Objective
Take every line from the listing below that contains "районирования".

◇ ◇ ◇ ◇

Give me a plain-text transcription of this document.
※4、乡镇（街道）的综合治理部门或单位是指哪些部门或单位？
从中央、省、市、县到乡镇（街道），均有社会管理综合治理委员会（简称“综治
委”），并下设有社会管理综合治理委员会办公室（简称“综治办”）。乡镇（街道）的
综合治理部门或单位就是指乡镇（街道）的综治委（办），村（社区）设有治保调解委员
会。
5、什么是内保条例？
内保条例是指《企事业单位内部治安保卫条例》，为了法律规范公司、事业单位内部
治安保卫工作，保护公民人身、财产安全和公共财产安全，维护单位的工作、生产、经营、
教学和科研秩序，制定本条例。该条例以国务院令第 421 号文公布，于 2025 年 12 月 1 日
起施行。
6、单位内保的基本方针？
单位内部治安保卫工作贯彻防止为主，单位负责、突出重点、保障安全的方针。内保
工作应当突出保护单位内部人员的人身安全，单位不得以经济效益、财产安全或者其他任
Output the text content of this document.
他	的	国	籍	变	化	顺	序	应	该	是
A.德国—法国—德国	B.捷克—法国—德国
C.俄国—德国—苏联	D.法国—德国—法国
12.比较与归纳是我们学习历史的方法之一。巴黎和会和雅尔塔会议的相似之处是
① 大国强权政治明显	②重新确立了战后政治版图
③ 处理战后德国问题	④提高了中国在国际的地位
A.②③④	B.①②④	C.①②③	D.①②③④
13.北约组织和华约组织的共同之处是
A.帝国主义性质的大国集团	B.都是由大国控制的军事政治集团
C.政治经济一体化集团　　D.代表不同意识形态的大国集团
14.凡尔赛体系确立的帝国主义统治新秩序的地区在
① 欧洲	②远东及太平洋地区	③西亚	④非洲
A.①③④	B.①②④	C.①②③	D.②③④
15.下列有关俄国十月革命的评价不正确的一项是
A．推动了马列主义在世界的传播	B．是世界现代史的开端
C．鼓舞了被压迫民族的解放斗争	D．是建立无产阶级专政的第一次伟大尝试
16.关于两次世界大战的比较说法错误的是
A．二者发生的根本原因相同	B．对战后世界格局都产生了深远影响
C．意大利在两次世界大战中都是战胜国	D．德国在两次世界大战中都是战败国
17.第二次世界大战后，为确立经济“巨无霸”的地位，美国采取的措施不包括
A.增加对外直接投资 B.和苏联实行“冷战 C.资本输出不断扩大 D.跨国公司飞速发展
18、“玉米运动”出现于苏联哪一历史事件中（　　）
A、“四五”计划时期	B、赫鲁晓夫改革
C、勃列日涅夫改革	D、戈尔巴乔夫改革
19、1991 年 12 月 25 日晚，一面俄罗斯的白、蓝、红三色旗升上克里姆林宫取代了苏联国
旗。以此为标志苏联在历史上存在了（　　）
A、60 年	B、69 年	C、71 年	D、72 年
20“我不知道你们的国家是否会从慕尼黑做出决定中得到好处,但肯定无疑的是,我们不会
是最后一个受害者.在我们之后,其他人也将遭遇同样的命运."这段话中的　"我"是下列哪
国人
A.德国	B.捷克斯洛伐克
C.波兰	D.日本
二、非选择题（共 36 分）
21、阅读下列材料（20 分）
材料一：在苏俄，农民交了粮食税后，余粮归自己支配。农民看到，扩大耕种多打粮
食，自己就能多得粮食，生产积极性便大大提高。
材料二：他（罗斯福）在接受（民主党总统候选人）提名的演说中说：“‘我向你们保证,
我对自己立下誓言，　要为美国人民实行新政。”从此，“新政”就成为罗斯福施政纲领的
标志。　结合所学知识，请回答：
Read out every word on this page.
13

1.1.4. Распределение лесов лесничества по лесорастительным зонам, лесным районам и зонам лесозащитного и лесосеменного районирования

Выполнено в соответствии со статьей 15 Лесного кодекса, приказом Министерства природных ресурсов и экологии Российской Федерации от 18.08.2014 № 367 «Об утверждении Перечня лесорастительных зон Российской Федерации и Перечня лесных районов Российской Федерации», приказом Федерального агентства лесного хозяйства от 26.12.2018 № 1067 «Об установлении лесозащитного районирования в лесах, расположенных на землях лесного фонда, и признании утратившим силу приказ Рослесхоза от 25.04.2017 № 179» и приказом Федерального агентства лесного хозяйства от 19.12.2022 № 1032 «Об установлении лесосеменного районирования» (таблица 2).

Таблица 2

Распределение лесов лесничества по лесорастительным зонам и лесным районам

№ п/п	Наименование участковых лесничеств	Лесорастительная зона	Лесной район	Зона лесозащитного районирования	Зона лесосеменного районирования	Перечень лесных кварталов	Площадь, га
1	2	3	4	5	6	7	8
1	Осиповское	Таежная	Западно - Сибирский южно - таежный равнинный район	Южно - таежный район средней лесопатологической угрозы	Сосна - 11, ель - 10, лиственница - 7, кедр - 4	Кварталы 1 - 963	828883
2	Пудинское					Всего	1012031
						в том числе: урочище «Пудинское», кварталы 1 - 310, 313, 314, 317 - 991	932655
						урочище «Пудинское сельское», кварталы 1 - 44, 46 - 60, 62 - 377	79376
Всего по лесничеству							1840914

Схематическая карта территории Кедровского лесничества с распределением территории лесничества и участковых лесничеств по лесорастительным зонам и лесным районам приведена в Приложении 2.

◇ ◇ ◇ ◇

Final result
1.1.4. Распределение лесов лесничества по лесорастительным зонам, лесным районам и зонам лесозащитного и лесосеменного районирования
Выполнено в соответствии со статьей 15 Лесного кодекса, приказом Министерства природных ресурсов и экологии Российской Федерации от 18.08.2014 № 367 «Об утверждении Перечня лесорастительных зон Российской Федерации и Перечня лесных районов Российской Федерации», приказом Федерального агентства лесного хозяйства от 26.12.2018 № 1067 «Об установлении лесозащитного районирования в лесах, расположенных на землях лесного фонда, и признании утратившим силу приказ Рослесхоза от 25.04.2017 № 179» и приказом Федерального агентства лесного хозяйства от 19.12.2022 № 1032 «Об установлении лесосеменного районирования» (таблица 2).
№ п/п	Наименование участковых лесничеств	Лесорастительная зона	Лесной район	Зона лесозащитного районирования	Зона лесосеменного районирования	Перечень лесных кварталов	Площадь, га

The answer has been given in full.